**** LISTED RECORDS ****

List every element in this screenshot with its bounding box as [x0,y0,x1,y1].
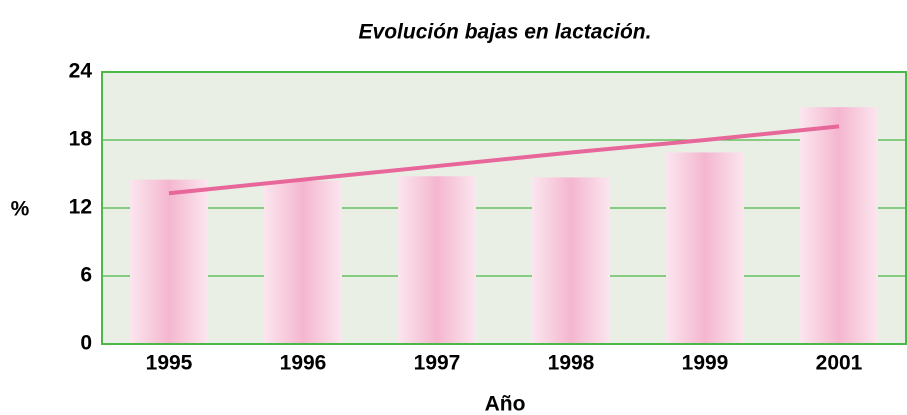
chart-title: Evolución bajas en lactación. [359,21,652,44]
x-tick-label: 1996 [280,352,327,375]
trend-line [168,124,840,196]
y-tick-label: 24 [69,60,93,83]
bar [800,107,878,344]
x-tick-label: 1998 [548,352,595,375]
x-axis-title: Año [485,393,526,415]
bar [398,176,476,344]
x-tick-label: 1997 [414,352,461,375]
y-tick-label: 6 [80,264,92,287]
y-tick-label: 12 [69,196,92,219]
x-tick-label: 2001 [816,352,863,375]
bar [532,177,610,344]
bar [264,180,342,344]
bar [666,152,744,344]
bar [130,179,208,344]
y-tick-label: 18 [69,128,93,151]
x-tick-label: 1999 [682,352,729,375]
y-tick-label: 0 [80,332,92,355]
x-tick-label: 1995 [146,352,193,375]
y-axis-title: % [11,198,30,221]
plot-border [101,71,907,345]
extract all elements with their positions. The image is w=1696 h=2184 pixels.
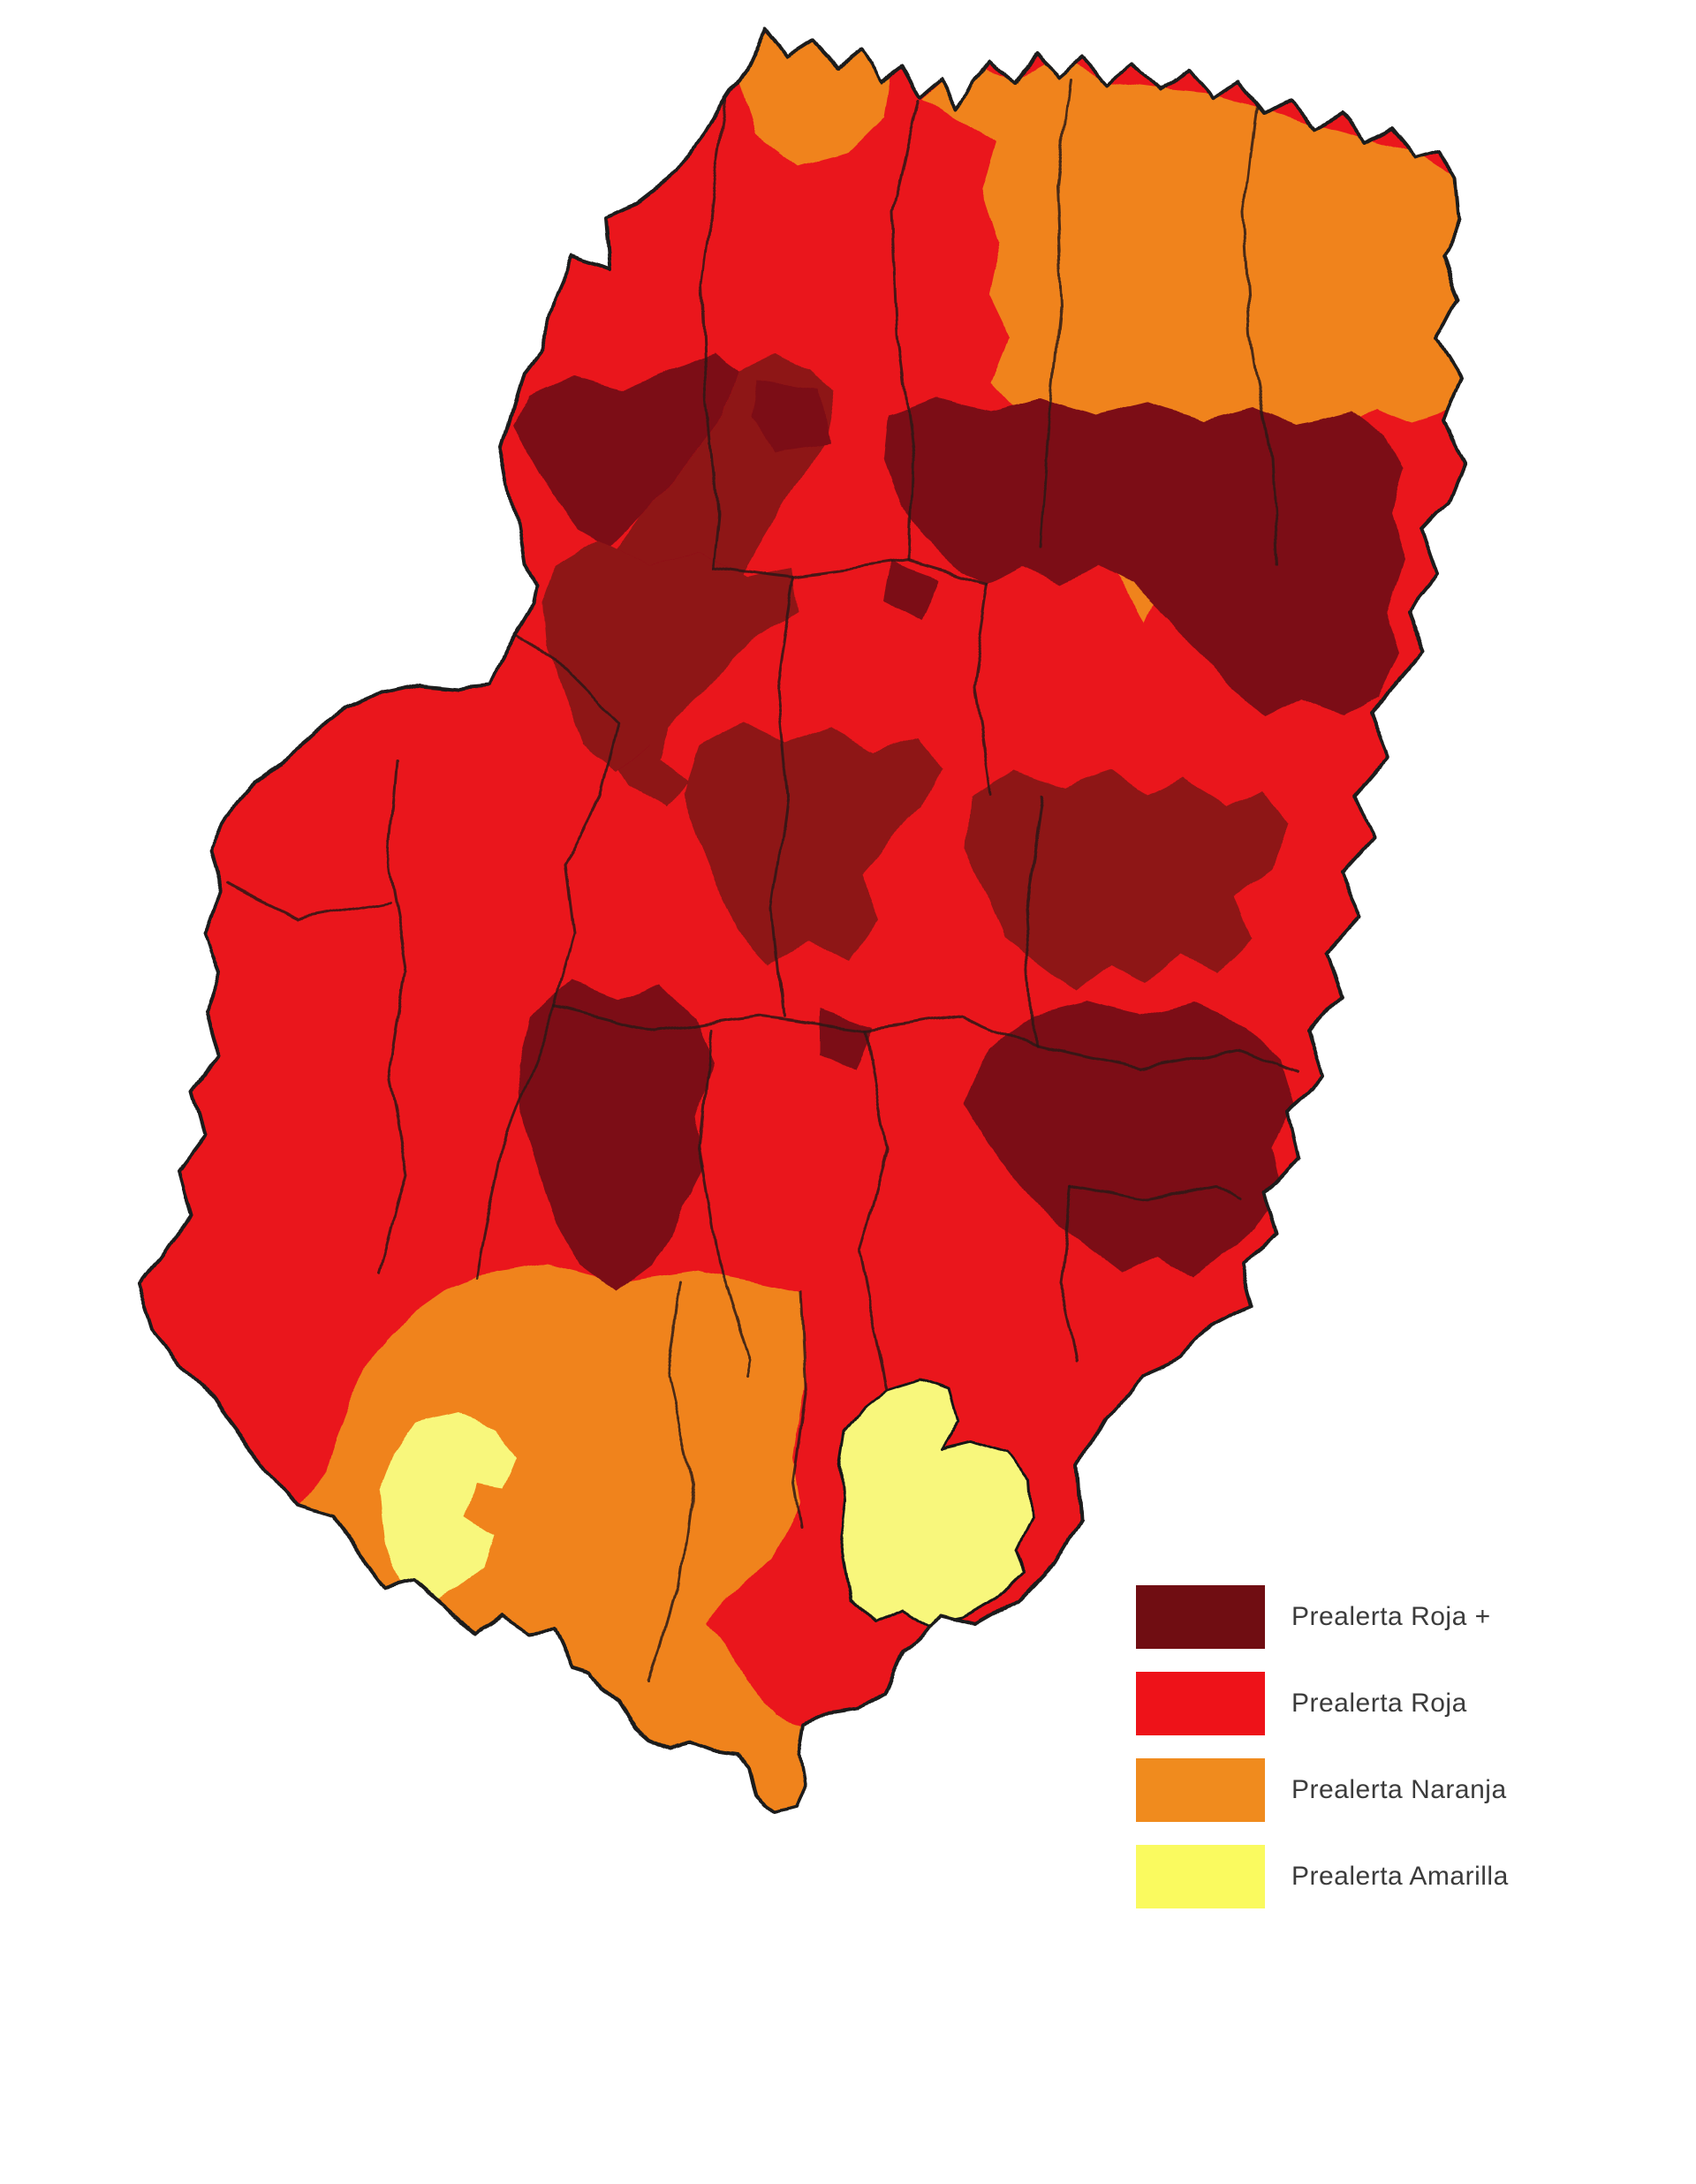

****

■ DIRECTIVE
Copy out every one of the lines above word for word, leaving out the pictures.

■ ANSWER FOR THE TASK
List every element in this screenshot with its bounding box as [x0,y0,x1,y1].
chart-title: Evolución bajas en lactación. [359,21,652,44]
x-tick-label: 1996 [280,352,327,375]
trend-line [168,124,840,196]
y-tick-label: 24 [69,60,93,83]
bar [800,107,878,344]
x-tick-label: 1998 [548,352,595,375]
x-axis-title: Año [485,393,526,415]
bar [398,176,476,344]
x-tick-label: 1997 [414,352,461,375]
y-tick-label: 6 [80,264,92,287]
y-tick-label: 12 [69,196,92,219]
x-tick-label: 2001 [816,352,863,375]
bar [532,177,610,344]
bar [264,180,342,344]
bar [666,152,744,344]
bar [130,179,208,344]
y-tick-label: 18 [69,128,93,151]
x-tick-label: 1999 [682,352,729,375]
y-tick-label: 0 [80,332,92,355]
x-tick-label: 1995 [146,352,193,375]
y-axis-title: % [11,198,30,221]
plot-border [101,71,907,345]
extract all elements with their positions. The image is w=1696 h=2184 pixels.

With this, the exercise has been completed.